Restate all entries word for word, minus pictures.

(Document page image records)
────────

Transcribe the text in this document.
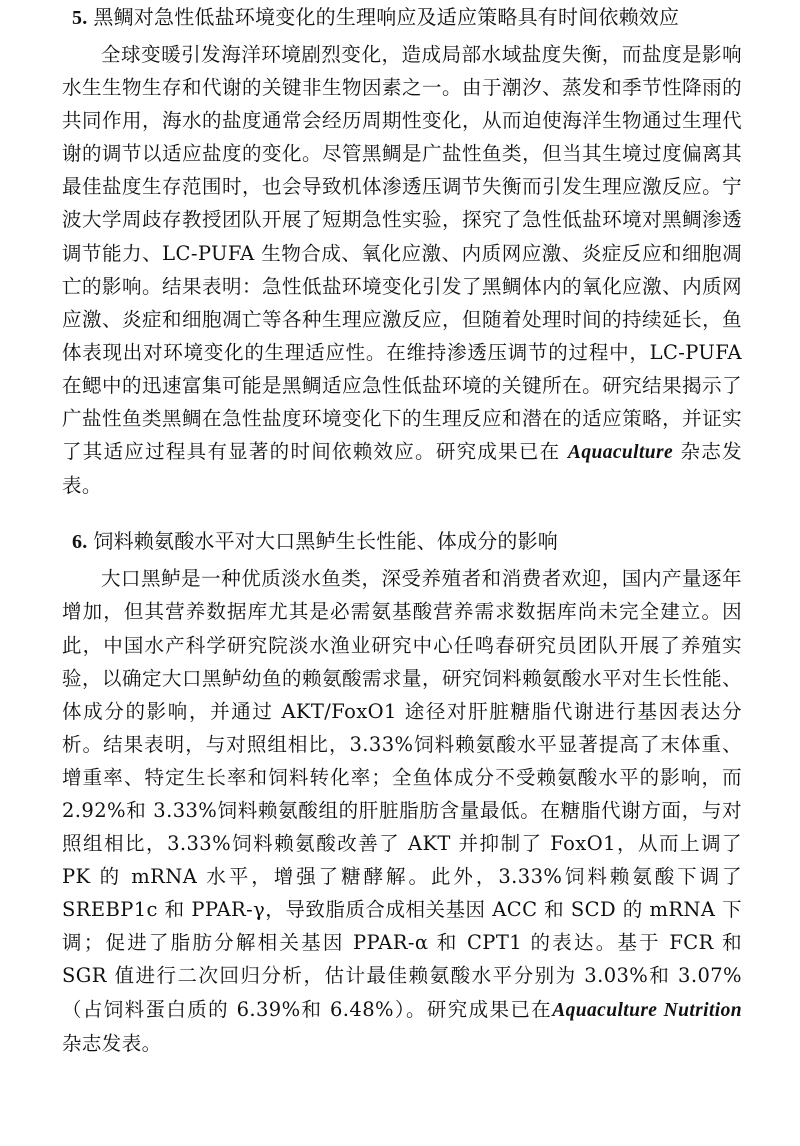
5. 黑鲷对急性低盐环境变化的生理响应及适应策略具有时间依赖效应

全球变暖引发海洋环境剧烈变化，造成局部水域盐度失衡，而盐度是影响水生生物生存和代谢的关键非生物因素之一。由于潮汐、蒸发和季节性降雨的共同作用，海水的盐度通常会经历周期性变化，从而迫使海洋生物通过生理代谢的调节以适应盐度的变化。尽管黑鲷是广盐性鱼类，但当其生境过度偏离其最佳盐度生存范围时，也会导致机体渗透压调节失衡而引发生理应激反应。宁波大学周歧存教授团队开展了短期急性实验，探究了急性低盐环境对黑鲷渗透调节能力、LC-PUFA 生物合成、氧化应激、内质网应激、炎症反应和细胞凋亡的影响。结果表明：急性低盐环境变化引发了黑鲷体内的氧化应激、内质网应激、炎症和细胞凋亡等各种生理应激反应，但随着处理时间的持续延长，鱼体表现出对环境变化的生理适应性。在维持渗透压调节的过程中，LC-PUFA 在鳃中的迅速富集可能是黑鲷适应急性低盐环境的关键所在。研究结果揭示了广盐性鱼类黑鲷在急性盐度环境变化下的生理反应和潜在的适应策略，并证实了其适应过程具有显著的时间依赖效应。研究成果已在 Aquaculture 杂志发表。

6. 饲料赖氨酸水平对大口黑鲈生长性能、体成分的影响

大口黑鲈是一种优质淡水鱼类，深受养殖者和消费者欢迎，国内产量逐年增加，但其营养数据库尤其是必需氨基酸营养需求数据库尚未完全建立。因此，中国水产科学研究院淡水渔业研究中心任鸣春研究员团队开展了养殖实验，以确定大口黑鲈幼鱼的赖氨酸需求量，研究饲料赖氨酸水平对生长性能、体成分的影响，并通过 AKT/FoxO1 途径对肝脏糖脂代谢进行基因表达分析。结果表明，与对照组相比，3.33%饲料赖氨酸水平显著提高了末体重、增重率、特定生长率和饲料转化率；全鱼体成分不受赖氨酸水平的影响，而 2.92%和 3.33%饲料赖氨酸组的肝脏脂肪含量最低。在糖脂代谢方面，与对照组相比，3.33%饲料赖氨酸改善了 AKT 并抑制了 FoxO1，从而上调了 PK 的 mRNA 水平，增强了糖酵解。此外，3.33%饲料赖氨酸下调了 SREBP1c 和 PPAR-γ，导致脂质合成相关基因 ACC 和 SCD 的 mRNA 下调；促进了脂肪分解相关基因 PPAR-α 和 CPT1 的表达。基于 FCR 和 SGR 值进行二次回归分析，估计最佳赖氨酸水平分别为 3.03%和 3.07%（占饲料蛋白质的 6.39%和 6.48%）。研究成果已在Aquaculture Nutrition 杂志发表。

────────

Solution
Transcribe the text in this document.
5. 黑鲷对急性低盐环境变化的生理响应及适应策略具有时间依赖效应

全球变暖引发海洋环境剧烈变化，造成局部水域盐度失衡，而盐度是影响水生生物生存和代谢的关键非生物因素之一。由于潮汐、蒸发和季节性降雨的共同作用，海水的盐度通常会经历周期性变化，从而迫使海洋生物通过生理代谢的调节以适应盐度的变化。尽管黑鲷是广盐性鱼类，但当其生境过度偏离其最佳盐度生存范围时，也会导致机体渗透压调节失衡而引发生理应激反应。宁波大学周歧存教授团队开展了短期急性实验，探究了急性低盐环境对黑鲷渗透调节能力、LC-PUFA 生物合成、氧化应激、内质网应激、炎症反应和细胞凋亡的影响。结果表明：急性低盐环境变化引发了黑鲷体内的氧化应激、内质网应激、炎症和细胞凋亡等各种生理应激反应，但随着处理时间的持续延长，鱼体表现出对环境变化的生理适应性。在维持渗透压调节的过程中，LC-PUFA 在鳃中的迅速富集可能是黑鲷适应急性低盐环境的关键所在。研究结果揭示了广盐性鱼类黑鲷在急性盐度环境变化下的生理反应和潜在的适应策略，并证实了其适应过程具有显著的时间依赖效应。研究成果已在 Aquaculture 杂志发表。

6. 饲料赖氨酸水平对大口黑鲈生长性能、体成分的影响

大口黑鲈是一种优质淡水鱼类，深受养殖者和消费者欢迎，国内产量逐年增加，但其营养数据库尤其是必需氨基酸营养需求数据库尚未完全建立。因此，中国水产科学研究院淡水渔业研究中心任鸣春研究员团队开展了养殖实验，以确定大口黑鲈幼鱼的赖氨酸需求量，研究饲料赖氨酸水平对生长性能、体成分的影响，并通过 AKT/FoxO1 途径对肝脏糖脂代谢进行基因表达分析。结果表明，与对照组相比，3.33%饲料赖氨酸水平显著提高了末体重、增重率、特定生长率和饲料转化率；全鱼体成分不受赖氨酸水平的影响，而 2.92%和 3.33%饲料赖氨酸组的肝脏脂肪含量最低。在糖脂代谢方面，与对照组相比，3.33%饲料赖氨酸改善了 AKT 并抑制了 FoxO1，从而上调了 PK 的 mRNA 水平，增强了糖酵解。此外，3.33%饲料赖氨酸下调了 SREBP1c 和 PPAR-γ，导致脂质合成相关基因 ACC 和 SCD 的 mRNA 下调；促进了脂肪分解相关基因 PPAR-α 和 CPT1 的表达。基于 FCR 和 SGR 值进行二次回归分析，估计最佳赖氨酸水平分别为 3.03%和 3.07%（占饲料蛋白质的 6.39%和 6.48%）。研究成果已在Aquaculture Nutrition 杂志发表。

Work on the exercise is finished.